=== Section Start ===

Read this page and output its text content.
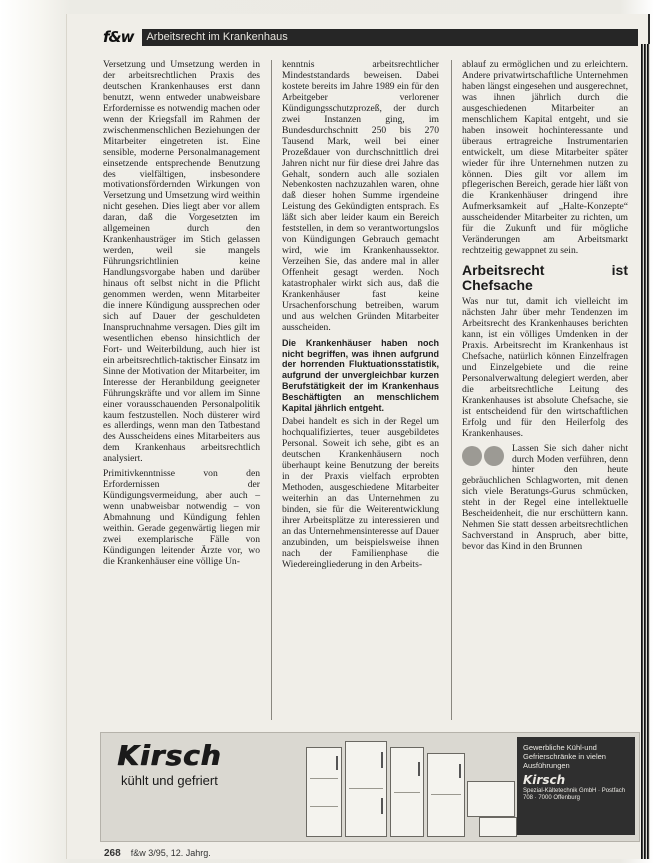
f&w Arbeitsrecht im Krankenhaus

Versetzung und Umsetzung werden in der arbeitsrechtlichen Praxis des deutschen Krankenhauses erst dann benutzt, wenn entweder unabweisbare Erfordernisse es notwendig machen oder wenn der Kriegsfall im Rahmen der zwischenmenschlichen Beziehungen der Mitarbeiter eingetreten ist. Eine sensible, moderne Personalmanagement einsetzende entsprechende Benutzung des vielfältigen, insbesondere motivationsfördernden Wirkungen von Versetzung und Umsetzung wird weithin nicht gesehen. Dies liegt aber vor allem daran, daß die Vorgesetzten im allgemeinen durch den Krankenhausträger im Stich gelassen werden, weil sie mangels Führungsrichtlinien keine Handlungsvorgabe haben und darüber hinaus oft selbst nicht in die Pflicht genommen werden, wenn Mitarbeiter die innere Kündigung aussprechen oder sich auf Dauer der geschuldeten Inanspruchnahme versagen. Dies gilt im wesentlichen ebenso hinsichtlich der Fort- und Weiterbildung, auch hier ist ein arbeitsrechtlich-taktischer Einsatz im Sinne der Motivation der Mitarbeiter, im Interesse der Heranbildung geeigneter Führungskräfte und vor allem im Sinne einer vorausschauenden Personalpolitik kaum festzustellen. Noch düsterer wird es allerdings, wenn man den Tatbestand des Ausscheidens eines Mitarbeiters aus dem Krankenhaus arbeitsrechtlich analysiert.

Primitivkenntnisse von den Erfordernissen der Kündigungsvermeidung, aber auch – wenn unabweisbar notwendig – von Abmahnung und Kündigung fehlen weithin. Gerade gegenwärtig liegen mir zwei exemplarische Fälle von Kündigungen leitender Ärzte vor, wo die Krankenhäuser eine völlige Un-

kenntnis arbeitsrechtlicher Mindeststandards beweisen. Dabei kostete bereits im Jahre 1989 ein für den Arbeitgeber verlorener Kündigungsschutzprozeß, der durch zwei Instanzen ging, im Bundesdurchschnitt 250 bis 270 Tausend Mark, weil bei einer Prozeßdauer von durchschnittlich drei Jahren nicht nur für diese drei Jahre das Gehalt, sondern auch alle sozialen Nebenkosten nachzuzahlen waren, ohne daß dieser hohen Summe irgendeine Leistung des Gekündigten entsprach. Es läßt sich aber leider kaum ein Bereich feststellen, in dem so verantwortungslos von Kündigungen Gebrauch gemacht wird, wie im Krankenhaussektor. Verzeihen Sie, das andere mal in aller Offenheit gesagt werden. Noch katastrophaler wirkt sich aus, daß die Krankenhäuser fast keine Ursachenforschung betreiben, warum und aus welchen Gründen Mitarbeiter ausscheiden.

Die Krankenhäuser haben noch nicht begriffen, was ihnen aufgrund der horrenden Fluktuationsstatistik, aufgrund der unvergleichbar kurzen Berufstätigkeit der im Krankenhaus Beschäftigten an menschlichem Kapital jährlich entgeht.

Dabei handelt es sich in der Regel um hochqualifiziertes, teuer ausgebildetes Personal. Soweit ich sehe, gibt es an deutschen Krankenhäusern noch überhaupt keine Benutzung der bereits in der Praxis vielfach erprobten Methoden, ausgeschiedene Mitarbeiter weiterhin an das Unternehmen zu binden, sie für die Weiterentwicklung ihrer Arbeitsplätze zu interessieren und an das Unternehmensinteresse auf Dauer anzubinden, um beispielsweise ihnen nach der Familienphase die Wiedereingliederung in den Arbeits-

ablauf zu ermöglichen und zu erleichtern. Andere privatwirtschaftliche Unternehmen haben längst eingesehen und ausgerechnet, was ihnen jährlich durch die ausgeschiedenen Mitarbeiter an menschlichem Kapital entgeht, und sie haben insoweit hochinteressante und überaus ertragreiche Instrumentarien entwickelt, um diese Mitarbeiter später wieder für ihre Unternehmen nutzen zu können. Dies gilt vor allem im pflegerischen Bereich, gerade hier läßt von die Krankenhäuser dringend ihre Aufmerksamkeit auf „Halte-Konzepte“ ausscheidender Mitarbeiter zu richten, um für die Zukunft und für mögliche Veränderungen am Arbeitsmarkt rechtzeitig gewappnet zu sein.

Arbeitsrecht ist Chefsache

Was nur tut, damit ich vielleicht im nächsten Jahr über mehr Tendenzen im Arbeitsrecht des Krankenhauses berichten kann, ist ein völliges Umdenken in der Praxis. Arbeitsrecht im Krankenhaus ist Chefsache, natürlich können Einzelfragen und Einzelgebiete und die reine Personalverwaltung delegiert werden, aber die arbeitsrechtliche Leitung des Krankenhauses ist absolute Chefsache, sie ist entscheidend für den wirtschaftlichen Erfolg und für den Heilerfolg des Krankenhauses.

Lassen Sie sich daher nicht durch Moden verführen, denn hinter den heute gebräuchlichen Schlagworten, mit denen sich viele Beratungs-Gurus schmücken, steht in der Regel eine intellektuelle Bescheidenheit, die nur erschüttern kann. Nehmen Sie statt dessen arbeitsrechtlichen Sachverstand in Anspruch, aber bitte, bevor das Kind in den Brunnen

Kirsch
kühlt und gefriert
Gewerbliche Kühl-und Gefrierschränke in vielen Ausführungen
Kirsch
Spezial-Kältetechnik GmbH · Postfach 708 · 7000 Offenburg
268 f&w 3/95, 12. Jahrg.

=== Section End ===

TASK TO CARRY OUT: For an answer, give a copy of every line in the listing that holds the word "Unternehmen".

ANSWER SPACE:
Dabei handelt es sich in der Regel um hochqualifiziertes, teuer ausgebildetes Personal. Soweit ich sehe, gibt es an deutschen Krankenhäusern noch überhaupt keine Benutzung der bereits in der Praxis vielfach erprobten Methoden, ausgeschiedene Mitarbeiter weiterhin an das Unternehmen zu binden, sie für die Weiterentwicklung ihrer Arbeitsplätze zu interessieren und an das Unternehmensinteresse auf Dauer anzubinden, um beispielsweise ihnen nach der Familienphase die Wiedereingliederung in den Arbeits-
ablauf zu ermöglichen und zu erleichtern. Andere privatwirtschaftliche Unternehmen haben längst eingesehen und ausgerechnet, was ihnen jährlich durch die ausgeschiedenen Mitarbeiter an menschlichem Kapital entgeht, und sie haben insoweit hochinteressante und überaus ertragreiche Instrumentarien entwickelt, um diese Mitarbeiter später wieder für ihre Unternehmen nutzen zu können. Dies gilt vor allem im pflegerischen Bereich, gerade hier läßt von die Krankenhäuser dringend ihre Aufmerksamkeit auf „Halte-Konzepte“ ausscheidender Mitarbeiter zu richten, um für die Zukunft und für mögliche Veränderungen am Arbeitsmarkt rechtzeitig gewappnet zu sein.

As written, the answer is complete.